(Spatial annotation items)
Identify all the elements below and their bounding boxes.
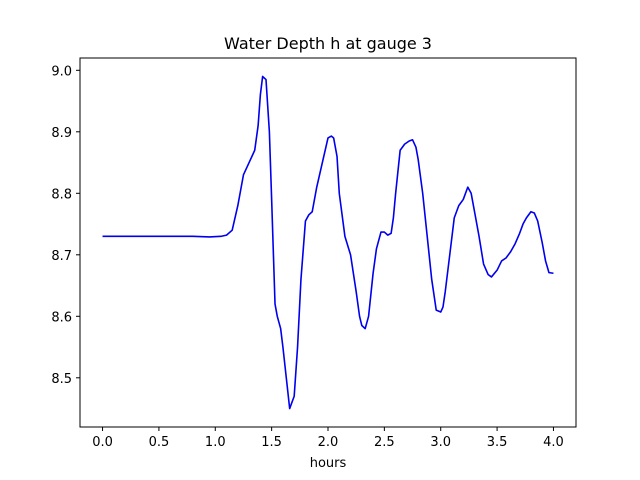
- x-axis-label: hours: [310, 456, 347, 471]
- y-tick-label: 8.5: [51, 372, 72, 387]
- series-line-0: [102, 75, 554, 410]
- y-tick-label: 8.9: [51, 126, 72, 141]
- x-tick-label: 1.0: [205, 435, 226, 450]
- x-tick-label: 3.5: [487, 435, 508, 450]
- x-tick-label: 1.5: [261, 435, 282, 450]
- x-tick-label: 0.5: [149, 435, 170, 450]
- y-tick-label: 9.0: [51, 64, 72, 79]
- y-tick-label: 8.6: [51, 310, 72, 325]
- chart-title: Water Depth h at gauge 3: [224, 34, 432, 53]
- y-tick-label: 8.8: [51, 187, 72, 202]
- x-tick-label: 2.5: [374, 435, 395, 450]
- x-tick-label: 2.0: [318, 435, 339, 450]
- x-tick-label: 0.0: [92, 435, 113, 450]
- x-tick-label: 4.0: [543, 435, 564, 450]
- x-tick-label: 3.0: [430, 435, 451, 450]
- plot-area: 0.0 0.5 1.0 1.5 2.0 2.5 3.0 3.5 4.0 8.5 8.6 8.7 8.8 8…: [51, 57, 577, 450]
- y-tick-label: 8.7: [51, 249, 72, 264]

**Requirements:** Present the items as a Markdown table with the columns "Row" and "Line". Begin at the line that has "- x-axis-label: hours: [310, 456, 347, 471]" and stop after the line that has "- x-tick-label: 1.5: [261, 435, 282, 450]".

**The completed task:**
| Row | Line |
|---|---|
| 1 | - x-axis-label: hours: [310, 456, 347, 471] |
| 2 | - y-tick-label: 8.5: [51, 372, 72, 387] |
| 3 | - series-line-0: [102, 75, 554, 410] |
| 4 | - y-tick-label: 8.9: [51, 126, 72, 141] |
| 5 | - x-tick-label: 1.0: [205, 435, 226, 450] |
| 6 | - x-tick-label: 3.5: [487, 435, 508, 450] |
| 7 | - x-tick-label: 1.5: [261, 435, 282, 450] |